● **Written instruction**: Using the data below, repeat all of it precisely.

● **Figure content listings**:
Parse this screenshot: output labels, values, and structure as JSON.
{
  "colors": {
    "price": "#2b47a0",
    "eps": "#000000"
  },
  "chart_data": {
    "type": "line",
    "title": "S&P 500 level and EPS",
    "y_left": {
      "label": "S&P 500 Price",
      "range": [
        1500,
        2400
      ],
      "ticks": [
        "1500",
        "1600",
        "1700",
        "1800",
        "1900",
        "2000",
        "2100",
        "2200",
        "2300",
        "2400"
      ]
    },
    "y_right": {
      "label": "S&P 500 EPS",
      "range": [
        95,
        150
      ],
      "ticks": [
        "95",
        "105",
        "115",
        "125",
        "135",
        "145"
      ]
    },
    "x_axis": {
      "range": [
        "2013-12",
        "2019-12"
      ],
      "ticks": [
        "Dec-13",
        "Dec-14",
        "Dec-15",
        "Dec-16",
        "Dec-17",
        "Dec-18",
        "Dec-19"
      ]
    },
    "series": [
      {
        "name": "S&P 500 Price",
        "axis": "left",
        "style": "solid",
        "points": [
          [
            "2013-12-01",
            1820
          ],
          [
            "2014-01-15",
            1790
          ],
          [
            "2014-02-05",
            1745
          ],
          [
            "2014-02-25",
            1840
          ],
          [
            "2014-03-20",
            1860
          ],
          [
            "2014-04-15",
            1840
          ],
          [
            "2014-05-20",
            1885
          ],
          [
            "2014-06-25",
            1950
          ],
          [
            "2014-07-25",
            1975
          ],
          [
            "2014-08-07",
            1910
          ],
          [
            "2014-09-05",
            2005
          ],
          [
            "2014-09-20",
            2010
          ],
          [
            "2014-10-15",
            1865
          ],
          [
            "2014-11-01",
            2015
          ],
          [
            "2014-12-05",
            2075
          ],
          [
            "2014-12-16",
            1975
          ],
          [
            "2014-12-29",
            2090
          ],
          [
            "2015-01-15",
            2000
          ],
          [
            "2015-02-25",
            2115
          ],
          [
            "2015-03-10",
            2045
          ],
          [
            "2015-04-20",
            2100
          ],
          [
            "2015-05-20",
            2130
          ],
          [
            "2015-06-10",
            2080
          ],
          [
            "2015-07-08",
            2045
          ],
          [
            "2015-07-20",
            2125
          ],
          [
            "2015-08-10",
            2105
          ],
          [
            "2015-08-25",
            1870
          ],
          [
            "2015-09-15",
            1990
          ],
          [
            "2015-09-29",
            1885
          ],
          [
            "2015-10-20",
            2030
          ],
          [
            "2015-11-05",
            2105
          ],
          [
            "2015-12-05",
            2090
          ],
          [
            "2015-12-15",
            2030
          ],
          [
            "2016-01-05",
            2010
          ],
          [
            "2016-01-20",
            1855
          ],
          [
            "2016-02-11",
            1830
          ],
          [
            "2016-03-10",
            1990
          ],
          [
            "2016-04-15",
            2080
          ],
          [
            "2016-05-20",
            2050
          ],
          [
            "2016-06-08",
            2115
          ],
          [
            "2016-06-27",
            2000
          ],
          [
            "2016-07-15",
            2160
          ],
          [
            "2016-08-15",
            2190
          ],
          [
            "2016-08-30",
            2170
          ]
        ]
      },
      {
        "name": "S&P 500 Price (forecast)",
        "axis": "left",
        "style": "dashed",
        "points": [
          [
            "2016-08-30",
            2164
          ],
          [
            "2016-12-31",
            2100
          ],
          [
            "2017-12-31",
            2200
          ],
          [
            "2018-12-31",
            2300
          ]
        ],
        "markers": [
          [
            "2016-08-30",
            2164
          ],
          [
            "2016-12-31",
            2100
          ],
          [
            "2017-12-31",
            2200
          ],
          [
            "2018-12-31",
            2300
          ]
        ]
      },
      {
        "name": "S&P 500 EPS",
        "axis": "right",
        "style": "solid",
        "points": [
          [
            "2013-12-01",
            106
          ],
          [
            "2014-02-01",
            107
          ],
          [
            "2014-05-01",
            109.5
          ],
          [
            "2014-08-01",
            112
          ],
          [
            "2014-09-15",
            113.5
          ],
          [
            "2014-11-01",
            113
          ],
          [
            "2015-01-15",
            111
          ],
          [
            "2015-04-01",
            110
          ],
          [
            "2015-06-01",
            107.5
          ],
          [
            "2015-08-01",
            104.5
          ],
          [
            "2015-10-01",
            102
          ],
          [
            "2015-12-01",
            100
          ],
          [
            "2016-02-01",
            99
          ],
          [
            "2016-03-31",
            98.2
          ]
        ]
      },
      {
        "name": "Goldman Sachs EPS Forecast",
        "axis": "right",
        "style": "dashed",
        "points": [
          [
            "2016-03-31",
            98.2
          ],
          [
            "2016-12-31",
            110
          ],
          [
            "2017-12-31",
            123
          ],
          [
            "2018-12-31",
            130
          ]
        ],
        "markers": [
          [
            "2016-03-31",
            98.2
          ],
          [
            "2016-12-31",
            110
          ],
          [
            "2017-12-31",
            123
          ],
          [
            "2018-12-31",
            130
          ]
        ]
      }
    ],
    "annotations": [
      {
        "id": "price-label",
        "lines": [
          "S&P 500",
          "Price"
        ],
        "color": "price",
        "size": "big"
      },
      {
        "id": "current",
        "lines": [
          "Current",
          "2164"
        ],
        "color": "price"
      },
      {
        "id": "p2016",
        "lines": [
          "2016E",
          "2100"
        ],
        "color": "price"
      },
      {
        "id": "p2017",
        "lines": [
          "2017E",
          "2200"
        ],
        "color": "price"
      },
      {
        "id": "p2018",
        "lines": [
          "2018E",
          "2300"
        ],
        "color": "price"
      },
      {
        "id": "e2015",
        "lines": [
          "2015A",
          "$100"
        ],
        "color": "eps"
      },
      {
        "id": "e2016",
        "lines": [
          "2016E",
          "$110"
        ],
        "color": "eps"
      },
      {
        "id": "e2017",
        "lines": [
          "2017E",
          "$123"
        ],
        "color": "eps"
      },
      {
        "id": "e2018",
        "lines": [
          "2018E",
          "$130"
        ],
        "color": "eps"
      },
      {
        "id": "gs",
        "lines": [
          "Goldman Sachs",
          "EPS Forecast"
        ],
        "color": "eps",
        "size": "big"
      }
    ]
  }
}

● **Completed exercise**:
Parse this screenshot: output labels, values, and structure as JSON.
{
  "colors": {
    "price": "#2b47a0",
    "eps": "#000000"
  },
  "chart_data": {
    "type": "line",
    "title": "S&P 500 level and EPS",
    "y_left": {
      "label": "S&P 500 Price",
      "range": [
        1500,
        2400
      ],
      "ticks": [
        "1500",
        "1600",
        "1700",
        "1800",
        "1900",
        "2000",
        "2100",
        "2200",
        "2300",
        "2400"
      ]
    },
    "y_right": {
      "label": "S&P 500 EPS",
      "range": [
        95,
        150
      ],
      "ticks": [
        "95",
        "105",
        "115",
        "125",
        "135",
        "145"
      ]
    },
    "x_axis": {
      "range": [
        "2013-12",
        "2019-12"
      ],
      "ticks": [
        "Dec-13",
        "Dec-14",
        "Dec-15",
        "Dec-16",
        "Dec-17",
        "Dec-18",
        "Dec-19"
      ]
    },
    "series": [
      {
        "name": "S&P 500 Price",
        "axis": "left",
        "style": "solid",
        "points": [
          [
            "2013-12-01",
            1820
          ],
          [
            "2014-01-15",
            1790
          ],
          [
            "2014-02-05",
            1745
          ],
          [
            "2014-02-25",
            1840
          ],
          [
            "2014-03-20",
            1860
          ],
          [
            "2014-04-15",
            1840
          ],
          [
            "2014-05-20",
            1885
          ],
          [
            "2014-06-25",
            1950
          ],
          [
            "2014-07-25",
            1975
          ],
          [
            "2014-08-07",
            1910
          ],
          [
            "2014-09-05",
            2005
          ],
          [
            "2014-09-20",
            2010
          ],
          [
            "2014-10-15",
            1865
          ],
          [
            "2014-11-01",
            2015
          ],
          [
            "2014-12-05",
            2075
          ],
          [
            "2014-12-16",
            1975
          ],
          [
            "2014-12-29",
            2090
          ],
          [
            "2015-01-15",
            2000
          ],
          [
            "2015-02-25",
            2115
          ],
          [
            "2015-03-10",
            2045
          ],
          [
            "2015-04-20",
            2100
          ],
          [
            "2015-05-20",
            2130
          ],
          [
            "2015-06-10",
            2080
          ],
          [
            "2015-07-08",
            2045
          ],
          [
            "2015-07-20",
            2125
          ],
          [
            "2015-08-10",
            2105
          ],
          [
            "2015-08-25",
            1870
          ],
          [
            "2015-09-15",
            1990
          ],
          [
            "2015-09-29",
            1885
          ],
          [
            "2015-10-20",
            2030
          ],
          [
            "2015-11-05",
            2105
          ],
          [
            "2015-12-05",
            2090
          ],
          [
            "2015-12-15",
            2030
          ],
          [
            "2016-01-05",
            2010
          ],
          [
            "2016-01-20",
            1855
          ],
          [
            "2016-02-11",
            1830
          ],
          [
            "2016-03-10",
            1990
          ],
          [
            "2016-04-15",
            2080
          ],
          [
            "2016-05-20",
            2050
          ],
          [
            "2016-06-08",
            2115
          ],
          [
            "2016-06-27",
            2000
          ],
          [
            "2016-07-15",
            2160
          ],
          [
            "2016-08-15",
            2190
          ],
          [
            "2016-08-30",
            2170
          ]
        ]
      },
      {
        "name": "S&P 500 Price (forecast)",
        "axis": "left",
        "style": "dashed",
        "points": [
          [
            "2016-08-30",
            2164
          ],
          [
            "2016-12-31",
            2100
          ],
          [
            "2017-12-31",
            2200
          ],
          [
            "2018-12-31",
            2300
          ]
        ],
        "markers": [
          [
            "2016-08-30",
            2164
          ],
          [
            "2016-12-31",
            2100
          ],
          [
            "2017-12-31",
            2200
          ],
          [
            "2018-12-31",
            2300
          ]
        ]
      },
      {
        "name": "S&P 500 EPS",
        "axis": "right",
        "style": "solid",
        "points": [
          [
            "2013-12-01",
            106
          ],
          [
            "2014-02-01",
            107
          ],
          [
            "2014-05-01",
            109.5
          ],
          [
            "2014-08-01",
            112
          ],
          [
            "2014-09-15",
            113.5
          ],
          [
            "2014-11-01",
            113
          ],
          [
            "2015-01-15",
            111
          ],
          [
            "2015-04-01",
            110
          ],
          [
            "2015-06-01",
            107.5
          ],
          [
            "2015-08-01",
            104.5
          ],
          [
            "2015-10-01",
            102
          ],
          [
            "2015-12-01",
            100
          ],
          [
            "2016-02-01",
            99
          ],
          [
            "2016-03-31",
            98.2
          ]
        ]
      },
      {
        "name": "Goldman Sachs EPS Forecast",
        "axis": "right",
        "style": "dashed",
        "points": [
          [
            "2016-03-31",
            98.2
          ],
          [
            "2016-12-31",
            110
          ],
          [
            "2017-12-31",
            123
          ],
          [
            "2018-12-31",
            130
          ]
        ],
        "markers": [
          [
            "2016-03-31",
            98.2
          ],
          [
            "2016-12-31",
            110
          ],
          [
            "2017-12-31",
            123
          ],
          [
            "2018-12-31",
            130
          ]
        ]
      }
    ],
    "annotations": [
      {
        "id": "price-label",
        "lines": [
          "S&P 500",
          "Price"
        ],
        "color": "price",
        "size": "big"
      },
      {
        "id": "current",
        "lines": [
          "Current",
          "2164"
        ],
        "color": "price"
      },
      {
        "id": "p2016",
        "lines": [
          "2016E",
          "2100"
        ],
        "color": "price"
      },
      {
        "id": "p2017",
        "lines": [
          "2017E",
          "2200"
        ],
        "color": "price"
      },
      {
        "id": "p2018",
        "lines": [
          "2018E",
          "2300"
        ],
        "color": "price"
      },
      {
        "id": "e2015",
        "lines": [
          "2015A",
          "$100"
        ],
        "color": "eps"
      },
      {
        "id": "e2016",
        "lines": [
          "2016E",
          "$110"
        ],
        "color": "eps"
      },
      {
        "id": "e2017",
        "lines": [
          "2017E",
          "$123"
        ],
        "color": "eps"
      },
      {
        "id": "e2018",
        "lines": [
          "2018E",
          "$130"
        ],
        "color": "eps"
      },
      {
        "id": "gs",
        "lines": [
          "Goldman Sachs",
          "EPS Forecast"
        ],
        "color": "eps",
        "size": "big"
      }
    ]
  }
}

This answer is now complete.